## OBJECTIVE
Retype every entry exactly, character for character.

## Dataset rows about figures
----

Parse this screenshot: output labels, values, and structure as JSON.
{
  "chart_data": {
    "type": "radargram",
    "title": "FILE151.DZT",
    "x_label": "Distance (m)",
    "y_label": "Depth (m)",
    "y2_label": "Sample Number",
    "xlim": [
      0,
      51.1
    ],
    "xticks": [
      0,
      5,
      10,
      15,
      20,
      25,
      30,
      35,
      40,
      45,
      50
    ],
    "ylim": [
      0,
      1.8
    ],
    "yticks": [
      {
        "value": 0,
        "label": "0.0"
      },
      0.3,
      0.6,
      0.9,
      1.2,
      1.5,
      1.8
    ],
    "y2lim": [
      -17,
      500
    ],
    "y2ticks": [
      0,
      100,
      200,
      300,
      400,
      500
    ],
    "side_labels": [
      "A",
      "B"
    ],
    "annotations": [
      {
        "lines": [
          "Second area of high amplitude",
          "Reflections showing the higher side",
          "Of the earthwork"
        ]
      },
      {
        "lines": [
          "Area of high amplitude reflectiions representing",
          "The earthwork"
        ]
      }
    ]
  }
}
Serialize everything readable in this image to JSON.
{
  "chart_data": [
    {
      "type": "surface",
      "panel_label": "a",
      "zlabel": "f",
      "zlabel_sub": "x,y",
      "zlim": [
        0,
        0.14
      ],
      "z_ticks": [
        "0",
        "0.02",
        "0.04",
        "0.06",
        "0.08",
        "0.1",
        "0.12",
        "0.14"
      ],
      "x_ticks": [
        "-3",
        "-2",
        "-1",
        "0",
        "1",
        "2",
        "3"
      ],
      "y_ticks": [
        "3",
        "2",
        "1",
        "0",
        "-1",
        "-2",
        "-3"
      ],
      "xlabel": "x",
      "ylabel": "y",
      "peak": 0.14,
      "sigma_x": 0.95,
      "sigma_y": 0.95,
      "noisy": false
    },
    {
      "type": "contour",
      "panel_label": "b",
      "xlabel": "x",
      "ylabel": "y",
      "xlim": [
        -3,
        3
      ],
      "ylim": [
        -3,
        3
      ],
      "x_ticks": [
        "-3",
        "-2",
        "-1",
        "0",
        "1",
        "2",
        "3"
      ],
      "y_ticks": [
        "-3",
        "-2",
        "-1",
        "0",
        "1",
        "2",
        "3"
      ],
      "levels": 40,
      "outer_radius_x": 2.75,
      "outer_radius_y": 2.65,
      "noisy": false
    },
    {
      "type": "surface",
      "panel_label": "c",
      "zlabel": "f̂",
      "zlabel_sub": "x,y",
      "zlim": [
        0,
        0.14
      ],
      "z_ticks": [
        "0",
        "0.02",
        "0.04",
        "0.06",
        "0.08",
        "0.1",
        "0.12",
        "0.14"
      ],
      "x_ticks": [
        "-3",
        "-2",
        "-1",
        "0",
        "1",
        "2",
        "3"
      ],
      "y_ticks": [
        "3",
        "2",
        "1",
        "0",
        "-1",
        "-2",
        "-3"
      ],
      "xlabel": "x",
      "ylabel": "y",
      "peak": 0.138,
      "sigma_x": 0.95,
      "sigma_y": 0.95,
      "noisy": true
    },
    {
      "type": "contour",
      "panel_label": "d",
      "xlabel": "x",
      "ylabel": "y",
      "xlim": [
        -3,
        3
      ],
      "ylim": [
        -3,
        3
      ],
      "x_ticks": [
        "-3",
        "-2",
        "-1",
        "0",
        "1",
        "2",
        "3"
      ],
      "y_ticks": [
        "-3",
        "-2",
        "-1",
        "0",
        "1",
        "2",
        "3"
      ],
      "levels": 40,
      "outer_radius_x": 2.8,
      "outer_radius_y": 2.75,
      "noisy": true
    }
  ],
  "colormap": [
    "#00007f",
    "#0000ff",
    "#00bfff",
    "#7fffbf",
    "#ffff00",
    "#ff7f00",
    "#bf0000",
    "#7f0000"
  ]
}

----

## EXPECTED OUTPUT
Parse this screenshot: output labels, values, and structure as JSON.
{
  "chart_data": {
    "type": "radargram",
    "title": "FILE151.DZT",
    "x_label": "Distance (m)",
    "y_label": "Depth (m)",
    "y2_label": "Sample Number",
    "xlim": [
      0,
      51.1
    ],
    "xticks": [
      0,
      5,
      10,
      15,
      20,
      25,
      30,
      35,
      40,
      45,
      50
    ],
    "ylim": [
      0,
      1.8
    ],
    "yticks": [
      {
        "value": 0,
        "label": "0.0"
      },
      0.3,
      0.6,
      0.9,
      1.2,
      1.5,
      1.8
    ],
    "y2lim": [
      -17,
      500
    ],
    "y2ticks": [
      0,
      100,
      200,
      300,
      400,
      500
    ],
    "side_labels": [
      "A",
      "B"
    ],
    "annotations": [
      {
        "lines": [
          "Second area of high amplitude",
          "Reflections showing the higher side",
          "Of the earthwork"
        ]
      },
      {
        "lines": [
          "Area of high amplitude reflectiions representing",
          "The earthwork"
        ]
      }
    ]
  }
}
Serialize everything readable in this image to JSON.
{
  "chart_data": [
    {
      "type": "surface",
      "panel_label": "a",
      "zlabel": "f",
      "zlabel_sub": "x,y",
      "zlim": [
        0,
        0.14
      ],
      "z_ticks": [
        "0",
        "0.02",
        "0.04",
        "0.06",
        "0.08",
        "0.1",
        "0.12",
        "0.14"
      ],
      "x_ticks": [
        "-3",
        "-2",
        "-1",
        "0",
        "1",
        "2",
        "3"
      ],
      "y_ticks": [
        "3",
        "2",
        "1",
        "0",
        "-1",
        "-2",
        "-3"
      ],
      "xlabel": "x",
      "ylabel": "y",
      "peak": 0.14,
      "sigma_x": 0.95,
      "sigma_y": 0.95,
      "noisy": false
    },
    {
      "type": "contour",
      "panel_label": "b",
      "xlabel": "x",
      "ylabel": "y",
      "xlim": [
        -3,
        3
      ],
      "ylim": [
        -3,
        3
      ],
      "x_ticks": [
        "-3",
        "-2",
        "-1",
        "0",
        "1",
        "2",
        "3"
      ],
      "y_ticks": [
        "-3",
        "-2",
        "-1",
        "0",
        "1",
        "2",
        "3"
      ],
      "levels": 40,
      "outer_radius_x": 2.75,
      "outer_radius_y": 2.65,
      "noisy": false
    },
    {
      "type": "surface",
      "panel_label": "c",
      "zlabel": "f̂",
      "zlabel_sub": "x,y",
      "zlim": [
        0,
        0.14
      ],
      "z_ticks": [
        "0",
        "0.02",
        "0.04",
        "0.06",
        "0.08",
        "0.1",
        "0.12",
        "0.14"
      ],
      "x_ticks": [
        "-3",
        "-2",
        "-1",
        "0",
        "1",
        "2",
        "3"
      ],
      "y_ticks": [
        "3",
        "2",
        "1",
        "0",
        "-1",
        "-2",
        "-3"
      ],
      "xlabel": "x",
      "ylabel": "y",
      "peak": 0.138,
      "sigma_x": 0.95,
      "sigma_y": 0.95,
      "noisy": true
    },
    {
      "type": "contour",
      "panel_label": "d",
      "xlabel": "x",
      "ylabel": "y",
      "xlim": [
        -3,
        3
      ],
      "ylim": [
        -3,
        3
      ],
      "x_ticks": [
        "-3",
        "-2",
        "-1",
        "0",
        "1",
        "2",
        "3"
      ],
      "y_ticks": [
        "-3",
        "-2",
        "-1",
        "0",
        "1",
        "2",
        "3"
      ],
      "levels": 40,
      "outer_radius_x": 2.8,
      "outer_radius_y": 2.75,
      "noisy": true
    }
  ],
  "colormap": [
    "#00007f",
    "#0000ff",
    "#00bfff",
    "#7fffbf",
    "#ffff00",
    "#ff7f00",
    "#bf0000",
    "#7f0000"
  ]
}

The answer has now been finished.